Items from a dataset:
━━━━━━━━━━━━━━━━━━━━
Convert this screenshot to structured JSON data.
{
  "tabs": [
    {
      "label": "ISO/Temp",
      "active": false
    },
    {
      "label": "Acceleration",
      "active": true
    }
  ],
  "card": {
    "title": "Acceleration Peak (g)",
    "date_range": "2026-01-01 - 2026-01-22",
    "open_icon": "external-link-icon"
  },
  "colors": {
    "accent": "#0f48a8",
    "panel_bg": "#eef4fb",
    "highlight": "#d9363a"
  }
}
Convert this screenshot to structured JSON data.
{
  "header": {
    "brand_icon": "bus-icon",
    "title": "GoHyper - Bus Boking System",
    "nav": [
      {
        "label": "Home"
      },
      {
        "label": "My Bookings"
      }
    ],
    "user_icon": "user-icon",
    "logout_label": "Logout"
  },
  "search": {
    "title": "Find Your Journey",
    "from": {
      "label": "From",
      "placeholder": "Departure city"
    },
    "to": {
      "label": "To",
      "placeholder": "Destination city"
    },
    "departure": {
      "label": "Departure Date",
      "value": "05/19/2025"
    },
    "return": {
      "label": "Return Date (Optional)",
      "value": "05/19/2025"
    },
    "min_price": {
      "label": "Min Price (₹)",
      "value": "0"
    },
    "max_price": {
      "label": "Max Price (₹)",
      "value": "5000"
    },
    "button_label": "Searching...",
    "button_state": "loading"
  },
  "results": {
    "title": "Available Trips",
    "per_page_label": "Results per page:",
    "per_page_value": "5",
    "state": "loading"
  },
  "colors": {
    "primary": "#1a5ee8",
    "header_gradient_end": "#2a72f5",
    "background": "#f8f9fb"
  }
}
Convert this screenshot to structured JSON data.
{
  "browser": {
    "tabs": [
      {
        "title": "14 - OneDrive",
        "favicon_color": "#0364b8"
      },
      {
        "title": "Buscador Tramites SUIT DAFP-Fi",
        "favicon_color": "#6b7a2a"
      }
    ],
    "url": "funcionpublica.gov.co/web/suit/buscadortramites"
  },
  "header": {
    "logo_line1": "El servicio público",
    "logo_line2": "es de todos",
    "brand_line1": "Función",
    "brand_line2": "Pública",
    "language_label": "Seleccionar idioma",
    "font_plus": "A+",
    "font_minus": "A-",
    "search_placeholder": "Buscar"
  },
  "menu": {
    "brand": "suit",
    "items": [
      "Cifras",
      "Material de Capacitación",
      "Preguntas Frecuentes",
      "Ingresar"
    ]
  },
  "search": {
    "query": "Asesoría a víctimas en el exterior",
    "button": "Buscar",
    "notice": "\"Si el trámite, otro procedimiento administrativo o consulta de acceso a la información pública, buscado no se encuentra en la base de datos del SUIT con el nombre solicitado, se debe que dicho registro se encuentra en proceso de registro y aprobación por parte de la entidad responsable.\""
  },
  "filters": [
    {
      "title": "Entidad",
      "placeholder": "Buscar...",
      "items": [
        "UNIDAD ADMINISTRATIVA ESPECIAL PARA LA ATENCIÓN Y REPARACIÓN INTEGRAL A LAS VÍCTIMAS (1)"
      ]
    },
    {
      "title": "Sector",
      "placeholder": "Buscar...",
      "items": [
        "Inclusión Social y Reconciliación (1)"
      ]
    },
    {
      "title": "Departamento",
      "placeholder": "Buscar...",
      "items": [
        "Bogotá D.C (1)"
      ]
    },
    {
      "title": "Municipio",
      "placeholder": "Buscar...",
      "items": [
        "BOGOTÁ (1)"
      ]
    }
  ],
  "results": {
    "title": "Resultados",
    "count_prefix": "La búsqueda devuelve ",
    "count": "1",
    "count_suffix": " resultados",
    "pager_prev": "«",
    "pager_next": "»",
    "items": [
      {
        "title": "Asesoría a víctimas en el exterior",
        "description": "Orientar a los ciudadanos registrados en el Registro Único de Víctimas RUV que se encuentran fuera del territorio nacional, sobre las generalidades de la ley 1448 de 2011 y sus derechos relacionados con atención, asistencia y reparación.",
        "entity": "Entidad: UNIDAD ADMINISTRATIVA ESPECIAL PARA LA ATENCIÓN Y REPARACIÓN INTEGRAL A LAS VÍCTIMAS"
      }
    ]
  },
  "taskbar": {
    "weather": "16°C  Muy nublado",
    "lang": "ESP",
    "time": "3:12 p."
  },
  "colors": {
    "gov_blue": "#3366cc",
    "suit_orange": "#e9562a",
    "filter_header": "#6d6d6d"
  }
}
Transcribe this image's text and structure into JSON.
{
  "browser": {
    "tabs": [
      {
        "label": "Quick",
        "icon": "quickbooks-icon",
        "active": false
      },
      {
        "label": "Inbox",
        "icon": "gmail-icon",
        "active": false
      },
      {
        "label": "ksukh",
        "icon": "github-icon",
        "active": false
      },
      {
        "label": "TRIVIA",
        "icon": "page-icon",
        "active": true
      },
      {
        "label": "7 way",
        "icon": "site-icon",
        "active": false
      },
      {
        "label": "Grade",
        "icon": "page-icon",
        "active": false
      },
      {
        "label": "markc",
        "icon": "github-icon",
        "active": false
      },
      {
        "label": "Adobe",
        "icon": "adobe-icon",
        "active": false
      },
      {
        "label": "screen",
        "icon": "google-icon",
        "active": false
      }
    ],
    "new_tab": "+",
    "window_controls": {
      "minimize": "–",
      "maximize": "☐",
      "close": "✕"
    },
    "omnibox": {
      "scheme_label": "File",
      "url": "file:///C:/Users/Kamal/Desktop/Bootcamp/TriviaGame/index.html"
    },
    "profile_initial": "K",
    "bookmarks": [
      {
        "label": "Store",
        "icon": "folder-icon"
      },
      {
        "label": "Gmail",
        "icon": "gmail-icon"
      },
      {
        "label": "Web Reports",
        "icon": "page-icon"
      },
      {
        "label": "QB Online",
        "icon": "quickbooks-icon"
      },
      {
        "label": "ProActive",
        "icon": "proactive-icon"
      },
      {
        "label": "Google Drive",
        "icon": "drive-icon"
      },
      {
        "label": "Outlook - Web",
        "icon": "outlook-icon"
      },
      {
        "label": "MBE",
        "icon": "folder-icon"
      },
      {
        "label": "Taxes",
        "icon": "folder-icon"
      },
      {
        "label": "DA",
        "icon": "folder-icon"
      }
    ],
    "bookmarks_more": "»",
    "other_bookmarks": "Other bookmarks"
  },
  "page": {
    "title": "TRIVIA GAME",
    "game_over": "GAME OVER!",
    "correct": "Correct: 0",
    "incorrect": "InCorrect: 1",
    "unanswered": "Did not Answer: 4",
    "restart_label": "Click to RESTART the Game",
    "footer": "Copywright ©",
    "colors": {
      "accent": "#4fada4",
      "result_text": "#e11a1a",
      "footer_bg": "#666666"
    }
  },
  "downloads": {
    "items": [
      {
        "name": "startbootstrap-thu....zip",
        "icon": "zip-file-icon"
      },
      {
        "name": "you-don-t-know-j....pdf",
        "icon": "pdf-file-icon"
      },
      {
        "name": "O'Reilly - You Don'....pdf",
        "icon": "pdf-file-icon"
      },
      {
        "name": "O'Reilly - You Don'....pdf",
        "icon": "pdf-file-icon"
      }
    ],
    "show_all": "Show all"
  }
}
━━━━━━━━━━━━━━━━━━━━
#### Short problem
Take the entries and copy them out exactly.

#### Problem solution
Convert this screenshot to structured JSON data.
{
  "tabs": [
    {
      "label": "ISO/Temp",
      "active": false
    },
    {
      "label": "Acceleration",
      "active": true
    }
  ],
  "card": {
    "title": "Acceleration Peak (g)",
    "date_range": "2026-01-01 - 2026-01-22",
    "open_icon": "external-link-icon"
  },
  "colors": {
    "accent": "#0f48a8",
    "panel_bg": "#eef4fb",
    "highlight": "#d9363a"
  }
}
Convert this screenshot to structured JSON data.
{
  "header": {
    "brand_icon": "bus-icon",
    "title": "GoHyper - Bus Boking System",
    "nav": [
      {
        "label": "Home"
      },
      {
        "label": "My Bookings"
      }
    ],
    "user_icon": "user-icon",
    "logout_label": "Logout"
  },
  "search": {
    "title": "Find Your Journey",
    "from": {
      "label": "From",
      "placeholder": "Departure city"
    },
    "to": {
      "label": "To",
      "placeholder": "Destination city"
    },
    "departure": {
      "label": "Departure Date",
      "value": "05/19/2025"
    },
    "return": {
      "label": "Return Date (Optional)",
      "value": "05/19/2025"
    },
    "min_price": {
      "label": "Min Price (₹)",
      "value": "0"
    },
    "max_price": {
      "label": "Max Price (₹)",
      "value": "5000"
    },
    "button_label": "Searching...",
    "button_state": "loading"
  },
  "results": {
    "title": "Available Trips",
    "per_page_label": "Results per page:",
    "per_page_value": "5",
    "state": "loading"
  },
  "colors": {
    "primary": "#1a5ee8",
    "header_gradient_end": "#2a72f5",
    "background": "#f8f9fb"
  }
}
Convert this screenshot to structured JSON data.
{
  "browser": {
    "tabs": [
      {
        "title": "14 - OneDrive",
        "favicon_color": "#0364b8"
      },
      {
        "title": "Buscador Tramites SUIT DAFP-Fi",
        "favicon_color": "#6b7a2a"
      }
    ],
    "url": "funcionpublica.gov.co/web/suit/buscadortramites"
  },
  "header": {
    "logo_line1": "El servicio público",
    "logo_line2": "es de todos",
    "brand_line1": "Función",
    "brand_line2": "Pública",
    "language_label": "Seleccionar idioma",
    "font_plus": "A+",
    "font_minus": "A-",
    "search_placeholder": "Buscar"
  },
  "menu": {
    "brand": "suit",
    "items": [
      "Cifras",
      "Material de Capacitación",
      "Preguntas Frecuentes",
      "Ingresar"
    ]
  },
  "search": {
    "query": "Asesoría a víctimas en el exterior",
    "button": "Buscar",
    "notice": "\"Si el trámite, otro procedimiento administrativo o consulta de acceso a la información pública, buscado no se encuentra en la base de datos del SUIT con el nombre solicitado, se debe que dicho registro se encuentra en proceso de registro y aprobación por parte de la entidad responsable.\""
  },
  "filters": [
    {
      "title": "Entidad",
      "placeholder": "Buscar...",
      "items": [
        "UNIDAD ADMINISTRATIVA ESPECIAL PARA LA ATENCIÓN Y REPARACIÓN INTEGRAL A LAS VÍCTIMAS (1)"
      ]
    },
    {
      "title": "Sector",
      "placeholder": "Buscar...",
      "items": [
        "Inclusión Social y Reconciliación (1)"
      ]
    },
    {
      "title": "Departamento",
      "placeholder": "Buscar...",
      "items": [
        "Bogotá D.C (1)"
      ]
    },
    {
      "title": "Municipio",
      "placeholder": "Buscar...",
      "items": [
        "BOGOTÁ (1)"
      ]
    }
  ],
  "results": {
    "title": "Resultados",
    "count_prefix": "La búsqueda devuelve ",
    "count": "1",
    "count_suffix": " resultados",
    "pager_prev": "«",
    "pager_next": "»",
    "items": [
      {
        "title": "Asesoría a víctimas en el exterior",
        "description": "Orientar a los ciudadanos registrados en el Registro Único de Víctimas RUV que se encuentran fuera del territorio nacional, sobre las generalidades de la ley 1448 de 2011 y sus derechos relacionados con atención, asistencia y reparación.",
        "entity": "Entidad: UNIDAD ADMINISTRATIVA ESPECIAL PARA LA ATENCIÓN Y REPARACIÓN INTEGRAL A LAS VÍCTIMAS"
      }
    ]
  },
  "taskbar": {
    "weather": "16°C  Muy nublado",
    "lang": "ESP",
    "time": "3:12 p."
  },
  "colors": {
    "gov_blue": "#3366cc",
    "suit_orange": "#e9562a",
    "filter_header": "#6d6d6d"
  }
}
Transcribe this image's text and structure into JSON.
{
  "browser": {
    "tabs": [
      {
        "label": "Quick",
        "icon": "quickbooks-icon",
        "active": false
      },
      {
        "label": "Inbox",
        "icon": "gmail-icon",
        "active": false
      },
      {
        "label": "ksukh",
        "icon": "github-icon",
        "active": false
      },
      {
        "label": "TRIVIA",
        "icon": "page-icon",
        "active": true
      },
      {
        "label": "7 way",
        "icon": "site-icon",
        "active": false
      },
      {
        "label": "Grade",
        "icon": "page-icon",
        "active": false
      },
      {
        "label": "markc",
        "icon": "github-icon",
        "active": false
      },
      {
        "label": "Adobe",
        "icon": "adobe-icon",
        "active": false
      },
      {
        "label": "screen",
        "icon": "google-icon",
        "active": false
      }
    ],
    "new_tab": "+",
    "window_controls": {
      "minimize": "–",
      "maximize": "☐",
      "close": "✕"
    },
    "omnibox": {
      "scheme_label": "File",
      "url": "file:///C:/Users/Kamal/Desktop/Bootcamp/TriviaGame/index.html"
    },
    "profile_initial": "K",
    "bookmarks": [
      {
        "label": "Store",
        "icon": "folder-icon"
      },
      {
        "label": "Gmail",
        "icon": "gmail-icon"
      },
      {
        "label": "Web Reports",
        "icon": "page-icon"
      },
      {
        "label": "QB Online",
        "icon": "quickbooks-icon"
      },
      {
        "label": "ProActive",
        "icon": "proactive-icon"
      },
      {
        "label": "Google Drive",
        "icon": "drive-icon"
      },
      {
        "label": "Outlook - Web",
        "icon": "outlook-icon"
      },
      {
        "label": "MBE",
        "icon": "folder-icon"
      },
      {
        "label": "Taxes",
        "icon": "folder-icon"
      },
      {
        "label": "DA",
        "icon": "folder-icon"
      }
    ],
    "bookmarks_more": "»",
    "other_bookmarks": "Other bookmarks"
  },
  "page": {
    "title": "TRIVIA GAME",
    "game_over": "GAME OVER!",
    "correct": "Correct: 0",
    "incorrect": "InCorrect: 1",
    "unanswered": "Did not Answer: 4",
    "restart_label": "Click to RESTART the Game",
    "footer": "Copywright ©",
    "colors": {
      "accent": "#4fada4",
      "result_text": "#e11a1a",
      "footer_bg": "#666666"
    }
  },
  "downloads": {
    "items": [
      {
        "name": "startbootstrap-thu....zip",
        "icon": "zip-file-icon"
      },
      {
        "name": "you-don-t-know-j....pdf",
        "icon": "pdf-file-icon"
      },
      {
        "name": "O'Reilly - You Don'....pdf",
        "icon": "pdf-file-icon"
      },
      {
        "name": "O'Reilly - You Don'....pdf",
        "icon": "pdf-file-icon"
      }
    ],
    "show_all": "Show all"
  }
}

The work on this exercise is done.